*Task prompt*: Any picture among the records should be left out, please; retype the rest exactly.

*Given records*:
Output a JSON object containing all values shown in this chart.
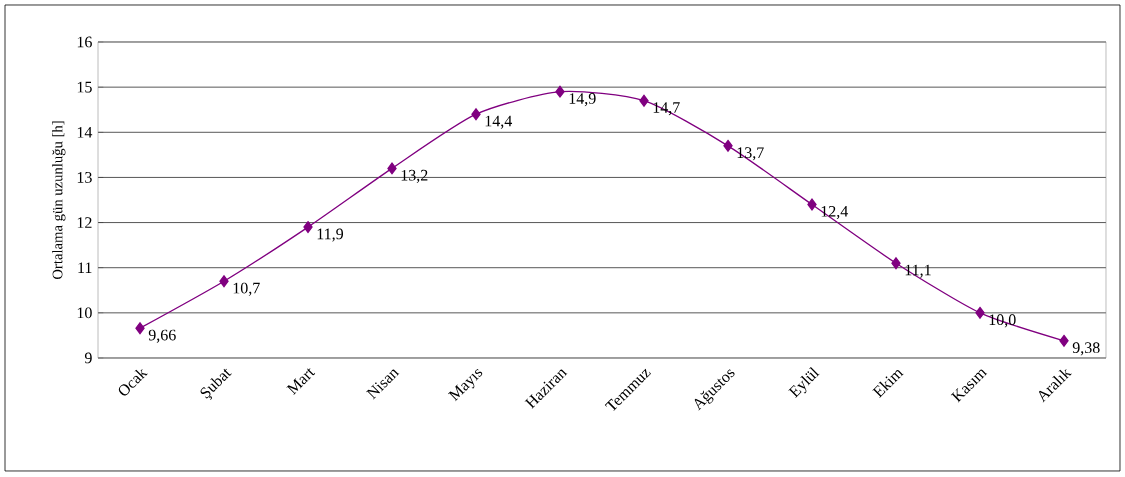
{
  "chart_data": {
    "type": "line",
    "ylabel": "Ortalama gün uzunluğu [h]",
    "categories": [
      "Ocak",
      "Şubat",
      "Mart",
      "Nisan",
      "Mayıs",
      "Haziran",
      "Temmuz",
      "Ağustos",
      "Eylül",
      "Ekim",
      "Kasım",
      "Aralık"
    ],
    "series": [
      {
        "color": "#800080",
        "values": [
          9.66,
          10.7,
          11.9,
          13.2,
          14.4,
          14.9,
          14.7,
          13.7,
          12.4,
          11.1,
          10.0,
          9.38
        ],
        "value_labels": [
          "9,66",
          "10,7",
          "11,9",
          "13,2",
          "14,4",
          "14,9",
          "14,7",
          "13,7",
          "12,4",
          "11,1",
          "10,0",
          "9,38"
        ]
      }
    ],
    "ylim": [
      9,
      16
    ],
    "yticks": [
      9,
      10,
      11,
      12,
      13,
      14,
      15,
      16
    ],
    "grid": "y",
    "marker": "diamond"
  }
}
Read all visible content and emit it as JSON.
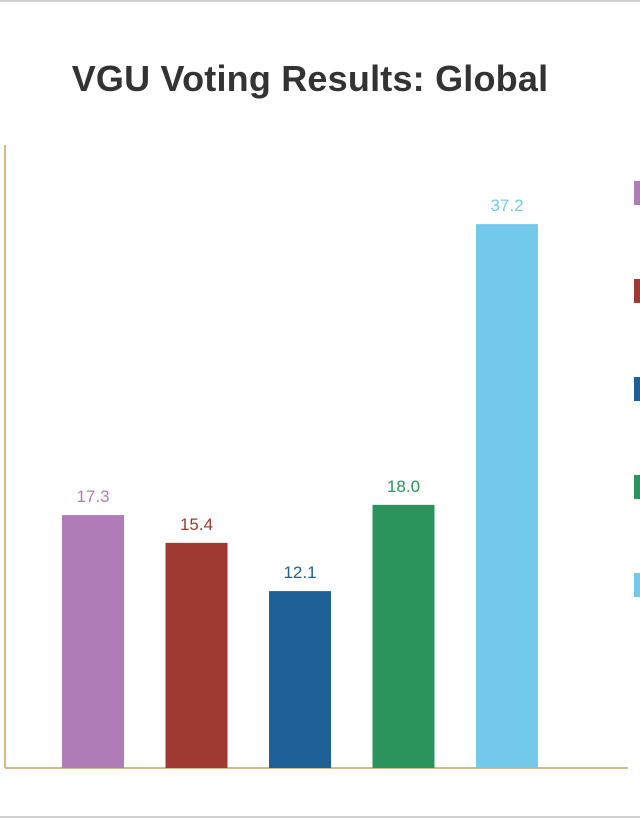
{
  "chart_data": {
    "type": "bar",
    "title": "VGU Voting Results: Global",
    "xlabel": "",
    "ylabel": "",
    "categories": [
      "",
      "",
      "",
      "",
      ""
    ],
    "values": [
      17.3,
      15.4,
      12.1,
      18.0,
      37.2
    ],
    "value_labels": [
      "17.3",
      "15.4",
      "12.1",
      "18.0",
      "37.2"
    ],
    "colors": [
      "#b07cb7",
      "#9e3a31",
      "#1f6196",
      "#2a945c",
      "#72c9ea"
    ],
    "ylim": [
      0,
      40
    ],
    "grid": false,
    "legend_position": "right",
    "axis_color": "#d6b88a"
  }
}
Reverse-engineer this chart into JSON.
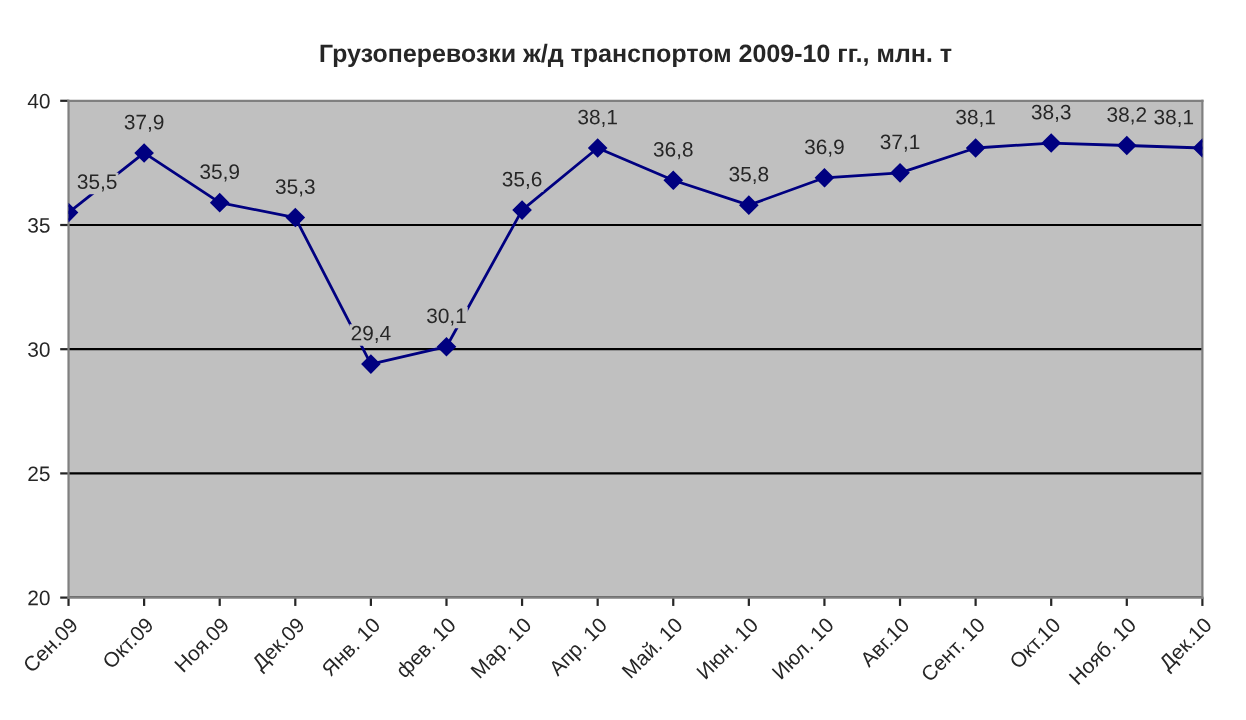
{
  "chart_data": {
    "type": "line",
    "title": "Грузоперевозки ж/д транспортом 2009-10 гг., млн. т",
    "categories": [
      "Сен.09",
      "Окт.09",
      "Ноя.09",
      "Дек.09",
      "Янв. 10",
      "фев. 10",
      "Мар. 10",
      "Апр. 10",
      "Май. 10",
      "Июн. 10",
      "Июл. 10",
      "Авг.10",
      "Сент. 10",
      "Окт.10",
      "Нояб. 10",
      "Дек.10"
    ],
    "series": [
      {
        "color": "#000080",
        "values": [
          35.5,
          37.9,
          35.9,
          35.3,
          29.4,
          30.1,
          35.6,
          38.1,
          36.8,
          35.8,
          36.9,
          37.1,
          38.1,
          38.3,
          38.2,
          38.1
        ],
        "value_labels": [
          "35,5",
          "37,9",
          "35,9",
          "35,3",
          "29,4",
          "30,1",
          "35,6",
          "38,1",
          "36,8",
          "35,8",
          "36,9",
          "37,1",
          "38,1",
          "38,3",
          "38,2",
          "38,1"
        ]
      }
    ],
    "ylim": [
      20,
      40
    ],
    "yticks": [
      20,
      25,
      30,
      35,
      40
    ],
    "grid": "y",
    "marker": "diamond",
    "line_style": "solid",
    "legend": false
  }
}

*Final result*:
Output a JSON object containing all values shown in this chart.
{
  "chart_data": {
    "type": "line",
    "ylabel": "Ortalama gün uzunluğu [h]",
    "categories": [
      "Ocak",
      "Şubat",
      "Mart",
      "Nisan",
      "Mayıs",
      "Haziran",
      "Temmuz",
      "Ağustos",
      "Eylül",
      "Ekim",
      "Kasım",
      "Aralık"
    ],
    "series": [
      {
        "color": "#800080",
        "values": [
          9.66,
          10.7,
          11.9,
          13.2,
          14.4,
          14.9,
          14.7,
          13.7,
          12.4,
          11.1,
          10.0,
          9.38
        ],
        "value_labels": [
          "9,66",
          "10,7",
          "11,9",
          "13,2",
          "14,4",
          "14,9",
          "14,7",
          "13,7",
          "12,4",
          "11,1",
          "10,0",
          "9,38"
        ]
      }
    ],
    "ylim": [
      9,
      16
    ],
    "yticks": [
      9,
      10,
      11,
      12,
      13,
      14,
      15,
      16
    ],
    "grid": "y",
    "marker": "diamond"
  }
}
Read all visible content and emit it as JSON.
{
  "chart_data": {
    "type": "bar",
    "title": "VGU Voting Results: Global",
    "xlabel": "",
    "ylabel": "",
    "categories": [
      "",
      "",
      "",
      "",
      ""
    ],
    "values": [
      17.3,
      15.4,
      12.1,
      18.0,
      37.2
    ],
    "value_labels": [
      "17.3",
      "15.4",
      "12.1",
      "18.0",
      "37.2"
    ],
    "colors": [
      "#b07cb7",
      "#9e3a31",
      "#1f6196",
      "#2a945c",
      "#72c9ea"
    ],
    "ylim": [
      0,
      40
    ],
    "grid": false,
    "legend_position": "right",
    "axis_color": "#d6b88a"
  }
}
Reverse-engineer this chart into JSON.
{
  "chart_data": {
    "type": "line",
    "title": "Грузоперевозки ж/д транспортом 2009-10 гг., млн. т",
    "categories": [
      "Сен.09",
      "Окт.09",
      "Ноя.09",
      "Дек.09",
      "Янв. 10",
      "фев. 10",
      "Мар. 10",
      "Апр. 10",
      "Май. 10",
      "Июн. 10",
      "Июл. 10",
      "Авг.10",
      "Сент. 10",
      "Окт.10",
      "Нояб. 10",
      "Дек.10"
    ],
    "series": [
      {
        "color": "#000080",
        "values": [
          35.5,
          37.9,
          35.9,
          35.3,
          29.4,
          30.1,
          35.6,
          38.1,
          36.8,
          35.8,
          36.9,
          37.1,
          38.1,
          38.3,
          38.2,
          38.1
        ],
        "value_labels": [
          "35,5",
          "37,9",
          "35,9",
          "35,3",
          "29,4",
          "30,1",
          "35,6",
          "38,1",
          "36,8",
          "35,8",
          "36,9",
          "37,1",
          "38,1",
          "38,3",
          "38,2",
          "38,1"
        ]
      }
    ],
    "ylim": [
      20,
      40
    ],
    "yticks": [
      20,
      25,
      30,
      35,
      40
    ],
    "grid": "y",
    "marker": "diamond",
    "line_style": "solid",
    "legend": false
  }
}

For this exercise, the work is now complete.